Stored items ->
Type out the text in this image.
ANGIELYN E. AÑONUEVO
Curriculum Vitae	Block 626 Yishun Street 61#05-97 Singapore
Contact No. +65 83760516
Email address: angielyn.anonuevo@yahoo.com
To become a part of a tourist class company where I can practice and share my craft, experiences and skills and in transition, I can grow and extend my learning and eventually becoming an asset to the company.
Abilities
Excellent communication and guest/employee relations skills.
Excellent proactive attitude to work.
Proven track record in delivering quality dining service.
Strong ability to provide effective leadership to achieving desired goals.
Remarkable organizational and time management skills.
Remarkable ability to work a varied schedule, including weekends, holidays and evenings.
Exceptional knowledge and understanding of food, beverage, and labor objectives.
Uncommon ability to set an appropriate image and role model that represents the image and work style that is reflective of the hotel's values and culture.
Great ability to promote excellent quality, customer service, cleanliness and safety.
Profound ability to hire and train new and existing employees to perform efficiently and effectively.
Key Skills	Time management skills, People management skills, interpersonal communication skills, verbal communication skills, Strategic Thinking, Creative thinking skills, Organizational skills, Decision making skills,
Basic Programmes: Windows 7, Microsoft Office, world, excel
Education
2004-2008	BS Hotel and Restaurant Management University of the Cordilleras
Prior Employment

Given request ->
Identify which lines contain the word "ability" and copy each one.

Exercise answer ->
Strong ability to provide effective leadership to achieving desired goals.
Remarkable ability to work a varied schedule, including weekends, holidays and evenings.
Uncommon ability to set an appropriate image and role model that represents the image and work style that is reflective of the hotel's values and culture.
Great ability to promote excellent quality, customer service, cleanliness and safety.
Profound ability to hire and train new and existing employees to perform efficiently and effectively.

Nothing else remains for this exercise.